YOUR TASK —
Rewrite the rows from the start through the line containing "fig15-caption: Fig. 15", changing "seedbeds" to "seed beds" and leaving everything else the same.

____ EXERCISE MATERIAL

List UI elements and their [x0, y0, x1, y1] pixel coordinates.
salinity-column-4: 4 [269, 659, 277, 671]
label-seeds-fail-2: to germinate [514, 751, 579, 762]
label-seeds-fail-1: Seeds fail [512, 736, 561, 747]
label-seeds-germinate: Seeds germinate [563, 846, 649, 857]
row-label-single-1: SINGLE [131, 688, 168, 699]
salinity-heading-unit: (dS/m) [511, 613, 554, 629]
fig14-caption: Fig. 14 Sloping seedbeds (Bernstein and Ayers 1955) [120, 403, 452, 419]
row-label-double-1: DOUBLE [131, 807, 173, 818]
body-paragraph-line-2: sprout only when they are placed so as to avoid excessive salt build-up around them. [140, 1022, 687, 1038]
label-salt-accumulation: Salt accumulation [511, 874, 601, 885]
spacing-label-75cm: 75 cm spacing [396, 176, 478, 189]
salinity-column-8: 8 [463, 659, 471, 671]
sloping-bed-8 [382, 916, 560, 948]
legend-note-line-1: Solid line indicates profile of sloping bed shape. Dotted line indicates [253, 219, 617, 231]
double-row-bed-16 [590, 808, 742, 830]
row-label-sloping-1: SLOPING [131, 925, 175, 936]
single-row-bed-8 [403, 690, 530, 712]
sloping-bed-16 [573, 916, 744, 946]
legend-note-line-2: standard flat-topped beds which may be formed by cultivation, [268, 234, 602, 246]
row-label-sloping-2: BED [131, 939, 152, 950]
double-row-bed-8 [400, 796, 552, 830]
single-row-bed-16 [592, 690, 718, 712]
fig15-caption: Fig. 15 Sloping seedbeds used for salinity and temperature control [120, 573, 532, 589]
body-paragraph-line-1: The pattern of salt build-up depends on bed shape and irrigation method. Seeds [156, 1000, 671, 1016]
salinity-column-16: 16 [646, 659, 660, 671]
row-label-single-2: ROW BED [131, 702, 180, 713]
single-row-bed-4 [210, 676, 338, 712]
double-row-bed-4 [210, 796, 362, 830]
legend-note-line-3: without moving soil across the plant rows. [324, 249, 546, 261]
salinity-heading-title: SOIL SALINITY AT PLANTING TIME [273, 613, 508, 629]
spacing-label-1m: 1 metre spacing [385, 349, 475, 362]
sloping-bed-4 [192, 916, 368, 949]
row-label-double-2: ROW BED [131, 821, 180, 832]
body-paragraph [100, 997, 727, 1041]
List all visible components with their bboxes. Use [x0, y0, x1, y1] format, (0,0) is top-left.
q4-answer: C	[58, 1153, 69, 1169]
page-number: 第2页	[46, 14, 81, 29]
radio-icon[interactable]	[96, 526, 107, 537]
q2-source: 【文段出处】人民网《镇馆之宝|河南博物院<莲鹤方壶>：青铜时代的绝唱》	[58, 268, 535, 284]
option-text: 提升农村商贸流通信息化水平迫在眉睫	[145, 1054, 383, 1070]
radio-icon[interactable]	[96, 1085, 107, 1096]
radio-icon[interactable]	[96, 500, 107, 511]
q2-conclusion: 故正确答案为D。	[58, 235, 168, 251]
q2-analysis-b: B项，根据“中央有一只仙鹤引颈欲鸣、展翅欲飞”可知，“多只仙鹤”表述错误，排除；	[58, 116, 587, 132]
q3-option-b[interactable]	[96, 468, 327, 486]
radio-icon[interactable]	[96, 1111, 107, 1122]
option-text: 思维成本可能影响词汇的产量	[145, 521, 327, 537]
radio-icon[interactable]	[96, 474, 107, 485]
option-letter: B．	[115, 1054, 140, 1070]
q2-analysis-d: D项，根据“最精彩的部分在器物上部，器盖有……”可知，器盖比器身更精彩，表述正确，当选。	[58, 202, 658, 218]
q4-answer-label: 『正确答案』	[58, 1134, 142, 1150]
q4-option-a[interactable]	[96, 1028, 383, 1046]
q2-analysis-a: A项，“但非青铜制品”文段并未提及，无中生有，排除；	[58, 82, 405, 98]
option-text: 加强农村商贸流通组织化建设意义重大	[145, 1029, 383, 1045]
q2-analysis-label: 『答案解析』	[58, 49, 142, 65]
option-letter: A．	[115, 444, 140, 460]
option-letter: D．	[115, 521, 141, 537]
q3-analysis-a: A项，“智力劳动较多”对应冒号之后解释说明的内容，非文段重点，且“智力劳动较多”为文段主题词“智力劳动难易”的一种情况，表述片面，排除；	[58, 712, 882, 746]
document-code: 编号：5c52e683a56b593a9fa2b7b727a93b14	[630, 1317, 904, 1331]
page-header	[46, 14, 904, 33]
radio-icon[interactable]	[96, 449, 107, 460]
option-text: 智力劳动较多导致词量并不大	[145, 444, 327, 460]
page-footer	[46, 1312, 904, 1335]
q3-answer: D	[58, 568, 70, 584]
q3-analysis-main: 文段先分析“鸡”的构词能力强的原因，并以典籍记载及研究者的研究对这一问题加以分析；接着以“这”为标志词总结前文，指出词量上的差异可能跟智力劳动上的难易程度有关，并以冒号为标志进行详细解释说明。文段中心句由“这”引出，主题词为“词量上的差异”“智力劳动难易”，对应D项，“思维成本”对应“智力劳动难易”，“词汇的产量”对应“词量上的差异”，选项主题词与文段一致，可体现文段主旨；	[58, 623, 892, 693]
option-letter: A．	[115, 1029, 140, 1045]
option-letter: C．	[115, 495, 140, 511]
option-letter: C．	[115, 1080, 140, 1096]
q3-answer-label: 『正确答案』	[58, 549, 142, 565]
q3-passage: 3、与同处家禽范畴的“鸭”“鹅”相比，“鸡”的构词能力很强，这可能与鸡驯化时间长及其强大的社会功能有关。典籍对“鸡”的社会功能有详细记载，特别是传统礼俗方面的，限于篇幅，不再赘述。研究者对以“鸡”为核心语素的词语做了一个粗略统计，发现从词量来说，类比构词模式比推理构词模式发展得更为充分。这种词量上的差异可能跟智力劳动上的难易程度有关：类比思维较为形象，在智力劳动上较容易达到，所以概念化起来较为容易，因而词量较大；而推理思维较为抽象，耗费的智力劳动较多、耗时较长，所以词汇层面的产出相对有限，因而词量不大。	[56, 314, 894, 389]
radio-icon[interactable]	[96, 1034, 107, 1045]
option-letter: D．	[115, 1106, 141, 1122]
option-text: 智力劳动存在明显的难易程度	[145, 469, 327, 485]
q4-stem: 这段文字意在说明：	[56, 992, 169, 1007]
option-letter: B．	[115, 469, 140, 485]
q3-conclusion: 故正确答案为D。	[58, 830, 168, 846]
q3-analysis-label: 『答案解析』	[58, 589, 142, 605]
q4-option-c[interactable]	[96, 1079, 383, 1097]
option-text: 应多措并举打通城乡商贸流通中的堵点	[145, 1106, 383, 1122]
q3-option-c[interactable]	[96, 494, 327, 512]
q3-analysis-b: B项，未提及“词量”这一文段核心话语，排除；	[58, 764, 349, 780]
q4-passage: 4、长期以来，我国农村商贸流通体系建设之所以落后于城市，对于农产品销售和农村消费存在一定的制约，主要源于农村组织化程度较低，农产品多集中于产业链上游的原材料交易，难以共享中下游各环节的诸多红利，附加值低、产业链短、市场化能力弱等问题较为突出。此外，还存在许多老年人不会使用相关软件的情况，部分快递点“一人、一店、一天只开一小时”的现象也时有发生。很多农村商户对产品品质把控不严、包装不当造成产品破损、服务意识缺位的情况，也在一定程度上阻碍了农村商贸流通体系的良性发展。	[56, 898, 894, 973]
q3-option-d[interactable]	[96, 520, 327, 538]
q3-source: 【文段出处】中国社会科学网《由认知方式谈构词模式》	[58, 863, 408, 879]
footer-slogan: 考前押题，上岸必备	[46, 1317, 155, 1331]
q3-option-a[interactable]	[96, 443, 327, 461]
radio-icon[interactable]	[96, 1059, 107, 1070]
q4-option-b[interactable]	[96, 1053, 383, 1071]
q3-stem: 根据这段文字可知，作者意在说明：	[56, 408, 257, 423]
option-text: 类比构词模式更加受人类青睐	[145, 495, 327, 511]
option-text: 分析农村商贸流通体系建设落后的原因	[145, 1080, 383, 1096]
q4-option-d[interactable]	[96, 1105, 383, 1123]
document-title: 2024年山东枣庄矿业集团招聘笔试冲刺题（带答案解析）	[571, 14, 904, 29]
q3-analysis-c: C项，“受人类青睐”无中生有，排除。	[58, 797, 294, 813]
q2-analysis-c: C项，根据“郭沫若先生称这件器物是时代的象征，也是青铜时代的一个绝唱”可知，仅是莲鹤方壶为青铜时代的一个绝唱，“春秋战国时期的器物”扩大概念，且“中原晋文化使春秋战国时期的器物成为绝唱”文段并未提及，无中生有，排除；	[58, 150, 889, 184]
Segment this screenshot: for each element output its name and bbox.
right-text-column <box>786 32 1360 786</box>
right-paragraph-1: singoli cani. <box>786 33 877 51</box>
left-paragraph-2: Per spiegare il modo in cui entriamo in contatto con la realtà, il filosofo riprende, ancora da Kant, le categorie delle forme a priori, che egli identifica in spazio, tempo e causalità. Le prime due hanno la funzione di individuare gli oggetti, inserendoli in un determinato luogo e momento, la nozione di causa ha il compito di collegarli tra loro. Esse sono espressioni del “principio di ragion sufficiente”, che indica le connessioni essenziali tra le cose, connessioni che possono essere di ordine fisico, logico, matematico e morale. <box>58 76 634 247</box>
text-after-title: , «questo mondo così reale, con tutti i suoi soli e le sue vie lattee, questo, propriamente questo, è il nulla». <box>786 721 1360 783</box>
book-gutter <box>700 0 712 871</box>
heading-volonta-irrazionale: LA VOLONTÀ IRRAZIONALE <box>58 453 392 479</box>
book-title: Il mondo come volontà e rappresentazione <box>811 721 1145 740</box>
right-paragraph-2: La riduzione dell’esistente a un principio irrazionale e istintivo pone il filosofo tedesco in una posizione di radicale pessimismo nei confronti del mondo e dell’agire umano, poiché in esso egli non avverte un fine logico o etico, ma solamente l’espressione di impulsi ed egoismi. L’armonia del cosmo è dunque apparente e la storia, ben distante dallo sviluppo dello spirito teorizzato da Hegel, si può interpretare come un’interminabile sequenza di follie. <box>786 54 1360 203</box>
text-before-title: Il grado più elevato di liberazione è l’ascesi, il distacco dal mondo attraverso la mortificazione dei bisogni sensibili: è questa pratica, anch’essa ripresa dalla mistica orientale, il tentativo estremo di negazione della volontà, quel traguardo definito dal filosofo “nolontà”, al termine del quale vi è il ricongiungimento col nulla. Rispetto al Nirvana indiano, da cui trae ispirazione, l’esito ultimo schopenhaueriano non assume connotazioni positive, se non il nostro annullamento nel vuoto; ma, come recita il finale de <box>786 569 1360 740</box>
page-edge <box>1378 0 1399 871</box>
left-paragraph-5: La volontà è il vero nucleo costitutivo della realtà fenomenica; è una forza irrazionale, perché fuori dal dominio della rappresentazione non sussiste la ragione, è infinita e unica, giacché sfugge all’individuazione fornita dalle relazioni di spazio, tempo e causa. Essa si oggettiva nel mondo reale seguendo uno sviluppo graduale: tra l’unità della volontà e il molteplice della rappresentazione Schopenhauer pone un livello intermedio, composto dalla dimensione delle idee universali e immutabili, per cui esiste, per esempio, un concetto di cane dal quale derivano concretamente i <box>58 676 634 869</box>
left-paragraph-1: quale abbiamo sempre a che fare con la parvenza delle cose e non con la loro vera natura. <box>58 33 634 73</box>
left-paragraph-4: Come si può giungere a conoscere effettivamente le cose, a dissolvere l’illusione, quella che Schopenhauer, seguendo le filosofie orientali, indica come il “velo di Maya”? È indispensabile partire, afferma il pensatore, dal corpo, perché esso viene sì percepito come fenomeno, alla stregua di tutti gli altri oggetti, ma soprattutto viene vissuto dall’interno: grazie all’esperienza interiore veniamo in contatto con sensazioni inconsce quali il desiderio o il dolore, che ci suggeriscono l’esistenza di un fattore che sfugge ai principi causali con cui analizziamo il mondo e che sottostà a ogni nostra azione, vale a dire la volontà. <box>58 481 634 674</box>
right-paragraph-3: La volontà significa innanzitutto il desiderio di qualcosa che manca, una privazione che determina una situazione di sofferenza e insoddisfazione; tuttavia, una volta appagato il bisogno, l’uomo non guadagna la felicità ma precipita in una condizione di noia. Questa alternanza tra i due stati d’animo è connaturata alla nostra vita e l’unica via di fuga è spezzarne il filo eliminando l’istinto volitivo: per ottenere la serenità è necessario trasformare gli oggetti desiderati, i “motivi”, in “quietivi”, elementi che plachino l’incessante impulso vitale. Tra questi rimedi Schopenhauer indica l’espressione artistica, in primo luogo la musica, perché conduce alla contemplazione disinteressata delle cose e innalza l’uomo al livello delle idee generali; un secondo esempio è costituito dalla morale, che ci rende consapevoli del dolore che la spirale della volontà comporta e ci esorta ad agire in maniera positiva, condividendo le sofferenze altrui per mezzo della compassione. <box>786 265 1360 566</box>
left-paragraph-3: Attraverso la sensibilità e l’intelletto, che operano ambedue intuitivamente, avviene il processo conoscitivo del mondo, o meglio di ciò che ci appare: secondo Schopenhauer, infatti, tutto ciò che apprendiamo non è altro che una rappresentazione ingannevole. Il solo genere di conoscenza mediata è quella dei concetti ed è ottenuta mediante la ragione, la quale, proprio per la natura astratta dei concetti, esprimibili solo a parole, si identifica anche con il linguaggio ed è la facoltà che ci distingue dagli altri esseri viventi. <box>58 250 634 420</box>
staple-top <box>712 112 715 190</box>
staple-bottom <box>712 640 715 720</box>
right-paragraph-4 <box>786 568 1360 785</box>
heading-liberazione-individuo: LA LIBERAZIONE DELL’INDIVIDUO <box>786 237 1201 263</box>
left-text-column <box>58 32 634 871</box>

________

RESULT OF THE EXERCISE —
List UI elements and their [x0, y0, x1, y1] pixel coordinates.
salinity-column-4: 4 [269, 659, 277, 671]
label-seeds-fail-2: to germinate [514, 751, 579, 762]
label-seeds-fail-1: Seeds fail [512, 736, 561, 747]
label-seeds-germinate: Seeds germinate [563, 846, 649, 857]
row-label-single-1: SINGLE [131, 688, 168, 699]
salinity-heading-unit: (dS/m) [511, 613, 554, 629]
fig14-caption: Fig. 14 Sloping seed beds (Bernstein and Ayers 1955) [120, 403, 452, 419]
row-label-double-1: DOUBLE [131, 807, 173, 818]
body-paragraph-line-2: sprout only when they are placed so as to avoid excessive salt build-up around them. [140, 1022, 687, 1038]
label-salt-accumulation: Salt accumulation [511, 874, 601, 885]
spacing-label-75cm: 75 cm spacing [396, 176, 478, 189]
salinity-column-8: 8 [463, 659, 471, 671]
sloping-bed-8 [382, 916, 560, 948]
legend-note-line-1: Solid line indicates profile of sloping bed shape. Dotted line indicates [253, 219, 617, 231]
double-row-bed-16 [590, 808, 742, 830]
row-label-sloping-1: SLOPING [131, 925, 175, 936]
single-row-bed-8 [403, 690, 530, 712]
sloping-bed-16 [573, 916, 744, 946]
legend-note-line-2: standard flat-topped beds which may be formed by cultivation, [268, 234, 602, 246]
row-label-sloping-2: BED [131, 939, 152, 950]
double-row-bed-8 [400, 796, 552, 830]
single-row-bed-16 [592, 690, 718, 712]
fig15-caption: Fig. 15 Sloping seed beds used for salinity and temperature control [120, 573, 532, 589]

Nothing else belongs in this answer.